Exercise requirements
Where a line in the listing contains the string "ratio", copy that line out.

Items from a data source:
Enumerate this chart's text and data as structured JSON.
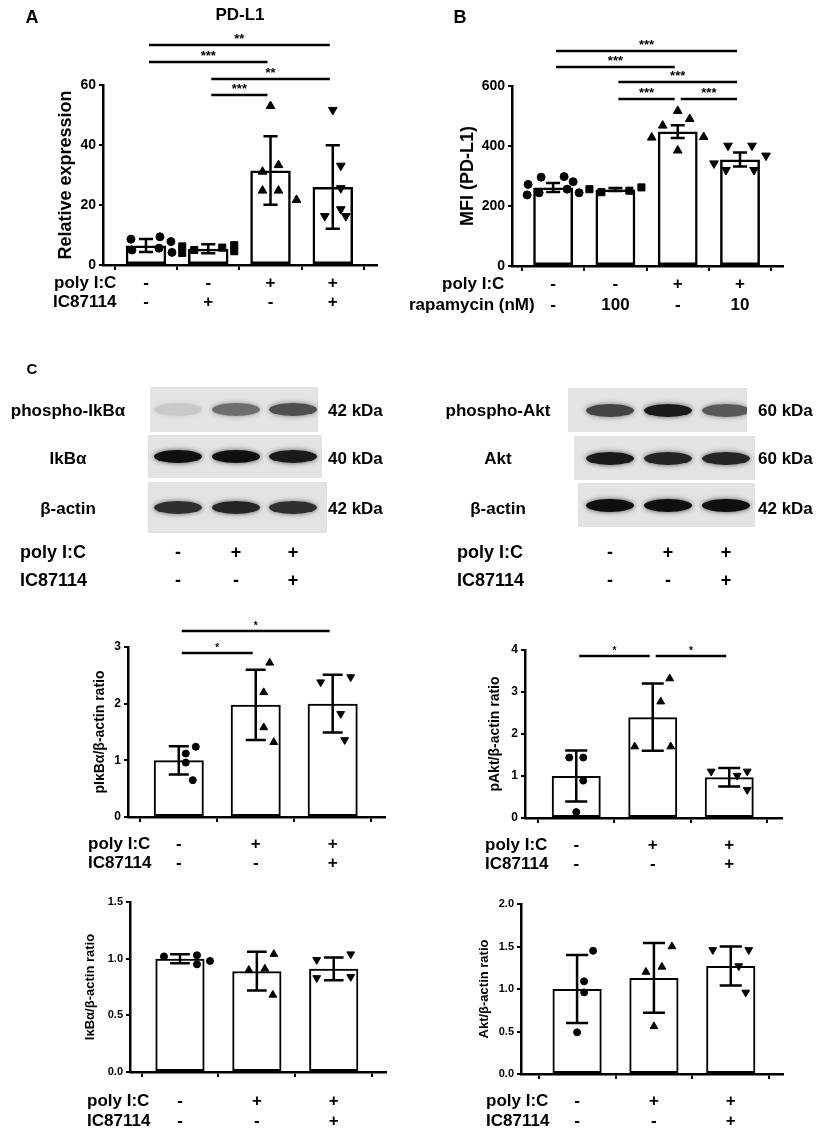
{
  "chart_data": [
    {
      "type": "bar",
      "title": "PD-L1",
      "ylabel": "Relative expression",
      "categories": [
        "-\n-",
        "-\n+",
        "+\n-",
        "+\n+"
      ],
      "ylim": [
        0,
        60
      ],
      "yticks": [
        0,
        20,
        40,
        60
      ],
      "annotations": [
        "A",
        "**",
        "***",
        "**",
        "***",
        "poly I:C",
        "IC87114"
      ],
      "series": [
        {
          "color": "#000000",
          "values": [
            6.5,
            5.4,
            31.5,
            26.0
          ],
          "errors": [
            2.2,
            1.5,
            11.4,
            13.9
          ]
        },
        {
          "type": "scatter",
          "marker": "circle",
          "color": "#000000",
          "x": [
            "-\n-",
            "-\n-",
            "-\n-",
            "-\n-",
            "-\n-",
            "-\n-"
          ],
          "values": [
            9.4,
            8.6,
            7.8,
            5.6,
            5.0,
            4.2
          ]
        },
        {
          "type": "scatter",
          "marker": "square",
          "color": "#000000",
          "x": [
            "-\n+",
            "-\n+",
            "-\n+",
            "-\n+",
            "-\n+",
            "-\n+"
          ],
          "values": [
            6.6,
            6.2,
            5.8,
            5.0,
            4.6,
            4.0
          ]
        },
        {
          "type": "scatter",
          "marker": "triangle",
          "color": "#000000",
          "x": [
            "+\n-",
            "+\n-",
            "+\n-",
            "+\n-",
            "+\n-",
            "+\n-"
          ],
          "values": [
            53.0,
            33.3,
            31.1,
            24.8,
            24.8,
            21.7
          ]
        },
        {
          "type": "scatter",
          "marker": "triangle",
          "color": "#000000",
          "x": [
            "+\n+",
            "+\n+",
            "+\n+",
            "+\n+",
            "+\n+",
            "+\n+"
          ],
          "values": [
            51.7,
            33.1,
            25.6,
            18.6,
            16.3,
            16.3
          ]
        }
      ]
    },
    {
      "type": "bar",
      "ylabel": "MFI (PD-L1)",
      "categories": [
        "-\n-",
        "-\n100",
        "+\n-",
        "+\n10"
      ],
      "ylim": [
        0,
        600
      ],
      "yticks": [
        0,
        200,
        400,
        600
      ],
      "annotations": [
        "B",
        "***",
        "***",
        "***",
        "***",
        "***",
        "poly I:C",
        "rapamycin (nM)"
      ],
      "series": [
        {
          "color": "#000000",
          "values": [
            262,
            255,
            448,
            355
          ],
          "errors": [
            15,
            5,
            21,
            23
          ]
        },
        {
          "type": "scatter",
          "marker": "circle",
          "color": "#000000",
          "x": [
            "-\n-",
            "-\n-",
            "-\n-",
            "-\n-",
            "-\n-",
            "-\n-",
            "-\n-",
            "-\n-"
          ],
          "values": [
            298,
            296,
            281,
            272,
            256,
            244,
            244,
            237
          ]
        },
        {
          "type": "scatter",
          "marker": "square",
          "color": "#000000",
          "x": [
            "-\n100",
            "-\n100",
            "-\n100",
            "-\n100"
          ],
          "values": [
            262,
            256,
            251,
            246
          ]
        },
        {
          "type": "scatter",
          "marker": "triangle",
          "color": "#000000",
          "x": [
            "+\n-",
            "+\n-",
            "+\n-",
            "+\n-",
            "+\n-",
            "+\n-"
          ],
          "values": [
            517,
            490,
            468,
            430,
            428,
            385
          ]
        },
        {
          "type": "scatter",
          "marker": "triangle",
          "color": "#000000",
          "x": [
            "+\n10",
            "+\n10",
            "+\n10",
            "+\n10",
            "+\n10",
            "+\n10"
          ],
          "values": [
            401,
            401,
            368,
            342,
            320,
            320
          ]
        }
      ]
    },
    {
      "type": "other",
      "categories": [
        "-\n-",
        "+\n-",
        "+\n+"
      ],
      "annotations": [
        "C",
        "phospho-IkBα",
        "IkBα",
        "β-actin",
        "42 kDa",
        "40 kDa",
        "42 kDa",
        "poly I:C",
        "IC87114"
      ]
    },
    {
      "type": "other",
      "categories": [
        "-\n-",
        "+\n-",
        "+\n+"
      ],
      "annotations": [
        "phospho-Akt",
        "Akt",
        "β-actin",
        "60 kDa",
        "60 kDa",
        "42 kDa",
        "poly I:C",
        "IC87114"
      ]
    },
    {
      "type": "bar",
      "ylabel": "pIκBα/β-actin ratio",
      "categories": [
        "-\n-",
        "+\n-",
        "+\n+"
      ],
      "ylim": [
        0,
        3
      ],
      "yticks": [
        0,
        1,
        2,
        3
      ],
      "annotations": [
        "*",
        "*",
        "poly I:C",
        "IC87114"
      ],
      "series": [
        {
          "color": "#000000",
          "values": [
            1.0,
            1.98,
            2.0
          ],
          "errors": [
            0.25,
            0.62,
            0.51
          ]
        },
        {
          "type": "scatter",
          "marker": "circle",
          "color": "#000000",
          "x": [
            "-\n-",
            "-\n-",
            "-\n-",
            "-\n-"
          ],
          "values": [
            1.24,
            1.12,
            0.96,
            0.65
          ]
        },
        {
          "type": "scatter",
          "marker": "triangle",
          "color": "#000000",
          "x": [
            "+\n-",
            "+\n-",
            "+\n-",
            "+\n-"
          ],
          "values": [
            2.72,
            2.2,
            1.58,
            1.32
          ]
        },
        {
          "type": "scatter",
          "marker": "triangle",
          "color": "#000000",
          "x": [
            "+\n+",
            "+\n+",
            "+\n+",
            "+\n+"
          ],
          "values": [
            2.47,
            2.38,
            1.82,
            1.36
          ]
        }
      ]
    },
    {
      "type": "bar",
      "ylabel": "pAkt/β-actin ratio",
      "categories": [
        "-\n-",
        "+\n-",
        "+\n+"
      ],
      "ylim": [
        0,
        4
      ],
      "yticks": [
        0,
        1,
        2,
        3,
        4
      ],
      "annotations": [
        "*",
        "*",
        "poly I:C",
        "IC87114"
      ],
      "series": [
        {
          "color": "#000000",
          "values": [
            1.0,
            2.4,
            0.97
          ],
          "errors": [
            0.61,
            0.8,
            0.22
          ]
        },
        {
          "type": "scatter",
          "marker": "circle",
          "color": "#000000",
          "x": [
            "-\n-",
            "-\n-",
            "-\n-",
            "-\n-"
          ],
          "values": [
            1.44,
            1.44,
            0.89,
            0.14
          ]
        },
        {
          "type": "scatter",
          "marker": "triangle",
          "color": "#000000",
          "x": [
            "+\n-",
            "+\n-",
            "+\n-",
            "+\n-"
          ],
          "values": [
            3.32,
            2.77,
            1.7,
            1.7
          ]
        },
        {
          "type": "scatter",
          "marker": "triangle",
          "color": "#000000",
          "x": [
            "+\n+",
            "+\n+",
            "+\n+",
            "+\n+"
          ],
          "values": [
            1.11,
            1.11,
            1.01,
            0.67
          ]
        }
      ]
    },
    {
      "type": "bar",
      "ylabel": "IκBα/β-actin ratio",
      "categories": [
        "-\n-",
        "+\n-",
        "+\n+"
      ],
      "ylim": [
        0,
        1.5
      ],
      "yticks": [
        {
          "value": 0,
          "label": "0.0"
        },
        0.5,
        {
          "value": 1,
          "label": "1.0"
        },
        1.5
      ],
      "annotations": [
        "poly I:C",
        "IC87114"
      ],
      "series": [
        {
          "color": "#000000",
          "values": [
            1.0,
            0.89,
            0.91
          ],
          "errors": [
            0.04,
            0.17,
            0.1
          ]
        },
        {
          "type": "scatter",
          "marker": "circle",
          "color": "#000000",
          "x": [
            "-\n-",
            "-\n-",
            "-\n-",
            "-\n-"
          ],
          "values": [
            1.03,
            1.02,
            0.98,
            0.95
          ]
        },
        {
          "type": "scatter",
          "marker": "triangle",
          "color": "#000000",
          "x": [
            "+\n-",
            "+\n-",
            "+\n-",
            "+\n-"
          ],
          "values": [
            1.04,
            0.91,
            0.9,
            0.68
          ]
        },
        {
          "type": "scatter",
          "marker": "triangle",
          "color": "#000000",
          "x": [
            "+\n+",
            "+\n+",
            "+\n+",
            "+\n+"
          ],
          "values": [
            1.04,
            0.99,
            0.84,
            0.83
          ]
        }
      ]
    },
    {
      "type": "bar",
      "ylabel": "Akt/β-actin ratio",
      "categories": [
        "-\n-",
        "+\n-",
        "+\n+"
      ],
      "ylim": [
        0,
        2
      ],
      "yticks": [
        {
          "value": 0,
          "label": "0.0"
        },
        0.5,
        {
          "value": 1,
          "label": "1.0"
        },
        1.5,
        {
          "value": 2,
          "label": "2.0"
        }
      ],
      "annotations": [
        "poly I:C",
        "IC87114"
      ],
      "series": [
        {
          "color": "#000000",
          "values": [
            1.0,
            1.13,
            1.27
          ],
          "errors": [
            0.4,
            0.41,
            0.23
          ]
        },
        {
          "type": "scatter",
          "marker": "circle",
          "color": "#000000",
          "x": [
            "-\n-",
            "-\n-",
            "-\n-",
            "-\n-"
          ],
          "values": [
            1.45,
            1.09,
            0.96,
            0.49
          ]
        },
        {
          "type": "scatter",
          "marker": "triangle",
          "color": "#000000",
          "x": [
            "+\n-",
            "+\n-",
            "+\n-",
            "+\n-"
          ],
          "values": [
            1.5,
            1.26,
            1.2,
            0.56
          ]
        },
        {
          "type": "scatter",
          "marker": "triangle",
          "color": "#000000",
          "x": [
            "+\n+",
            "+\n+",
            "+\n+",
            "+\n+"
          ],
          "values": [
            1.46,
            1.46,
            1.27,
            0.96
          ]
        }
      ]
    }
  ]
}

Response
      "ylabel": "pIκBα/β-actin ratio",
      "ylabel": "pAkt/β-actin ratio",
      "ylabel": "IκBα/β-actin ratio",
      "ylabel": "Akt/β-actin ratio",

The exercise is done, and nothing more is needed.